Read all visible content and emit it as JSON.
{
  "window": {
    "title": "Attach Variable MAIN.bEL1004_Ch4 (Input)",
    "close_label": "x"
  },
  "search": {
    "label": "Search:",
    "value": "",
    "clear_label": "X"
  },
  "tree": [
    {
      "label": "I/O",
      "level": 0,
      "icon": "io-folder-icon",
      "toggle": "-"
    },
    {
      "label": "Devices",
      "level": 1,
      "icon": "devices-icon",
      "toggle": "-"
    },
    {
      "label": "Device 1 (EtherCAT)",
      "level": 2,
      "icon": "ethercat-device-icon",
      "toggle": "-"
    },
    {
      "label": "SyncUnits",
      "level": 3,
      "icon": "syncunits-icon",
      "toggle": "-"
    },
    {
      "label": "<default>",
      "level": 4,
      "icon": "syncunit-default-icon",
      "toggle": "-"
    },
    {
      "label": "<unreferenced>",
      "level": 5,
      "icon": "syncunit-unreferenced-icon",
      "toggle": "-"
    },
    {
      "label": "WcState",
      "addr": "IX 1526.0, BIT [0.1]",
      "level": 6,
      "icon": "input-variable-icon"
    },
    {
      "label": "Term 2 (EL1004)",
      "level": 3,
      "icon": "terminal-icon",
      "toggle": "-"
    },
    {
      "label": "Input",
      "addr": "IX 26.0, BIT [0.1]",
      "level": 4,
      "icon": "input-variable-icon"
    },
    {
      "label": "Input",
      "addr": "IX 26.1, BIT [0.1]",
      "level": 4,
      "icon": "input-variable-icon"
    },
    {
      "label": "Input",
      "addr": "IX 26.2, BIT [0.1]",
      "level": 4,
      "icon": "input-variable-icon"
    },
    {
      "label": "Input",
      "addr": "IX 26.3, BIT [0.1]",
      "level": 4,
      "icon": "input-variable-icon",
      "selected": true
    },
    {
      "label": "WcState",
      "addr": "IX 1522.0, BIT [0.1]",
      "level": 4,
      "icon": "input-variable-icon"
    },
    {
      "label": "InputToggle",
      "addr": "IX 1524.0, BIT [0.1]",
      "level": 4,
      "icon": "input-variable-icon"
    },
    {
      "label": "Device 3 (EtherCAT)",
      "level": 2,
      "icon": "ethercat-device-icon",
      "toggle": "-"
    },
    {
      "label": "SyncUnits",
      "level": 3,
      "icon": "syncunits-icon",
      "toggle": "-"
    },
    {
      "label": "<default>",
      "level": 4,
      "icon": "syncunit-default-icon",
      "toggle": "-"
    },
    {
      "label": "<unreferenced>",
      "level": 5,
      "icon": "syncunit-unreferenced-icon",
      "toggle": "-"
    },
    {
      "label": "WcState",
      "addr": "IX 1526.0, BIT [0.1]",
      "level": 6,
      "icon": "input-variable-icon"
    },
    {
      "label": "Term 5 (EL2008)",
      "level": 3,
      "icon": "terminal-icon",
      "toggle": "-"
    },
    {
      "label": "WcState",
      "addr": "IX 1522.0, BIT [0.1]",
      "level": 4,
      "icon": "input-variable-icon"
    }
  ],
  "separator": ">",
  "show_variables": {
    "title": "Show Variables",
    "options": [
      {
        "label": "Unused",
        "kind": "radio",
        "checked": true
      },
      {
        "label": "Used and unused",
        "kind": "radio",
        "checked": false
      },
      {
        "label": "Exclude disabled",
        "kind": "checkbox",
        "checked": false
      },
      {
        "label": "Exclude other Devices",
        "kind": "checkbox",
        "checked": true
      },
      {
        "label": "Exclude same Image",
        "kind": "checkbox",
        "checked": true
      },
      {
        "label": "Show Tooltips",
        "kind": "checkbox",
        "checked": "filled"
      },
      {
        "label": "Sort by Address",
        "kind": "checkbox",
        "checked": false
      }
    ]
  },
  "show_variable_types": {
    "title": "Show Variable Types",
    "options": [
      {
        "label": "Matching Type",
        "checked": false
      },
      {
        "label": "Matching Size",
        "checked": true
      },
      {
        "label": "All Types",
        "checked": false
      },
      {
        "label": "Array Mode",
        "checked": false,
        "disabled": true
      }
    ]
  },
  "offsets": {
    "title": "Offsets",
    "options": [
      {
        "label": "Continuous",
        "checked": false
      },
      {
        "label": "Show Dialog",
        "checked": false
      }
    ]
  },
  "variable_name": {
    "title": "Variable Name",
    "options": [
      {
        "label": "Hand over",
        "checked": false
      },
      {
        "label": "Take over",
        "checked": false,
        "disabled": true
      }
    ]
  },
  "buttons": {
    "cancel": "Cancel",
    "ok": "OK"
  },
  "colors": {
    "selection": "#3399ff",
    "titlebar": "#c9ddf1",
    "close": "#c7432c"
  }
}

# AIM OF THE EXERCISE
Look through the entries and return every line where "Exclude" appears.

# PROBLEM SOLUTION
        "label": "Exclude disabled",
        "label": "Exclude other Devices",
        "label": "Exclude same Image",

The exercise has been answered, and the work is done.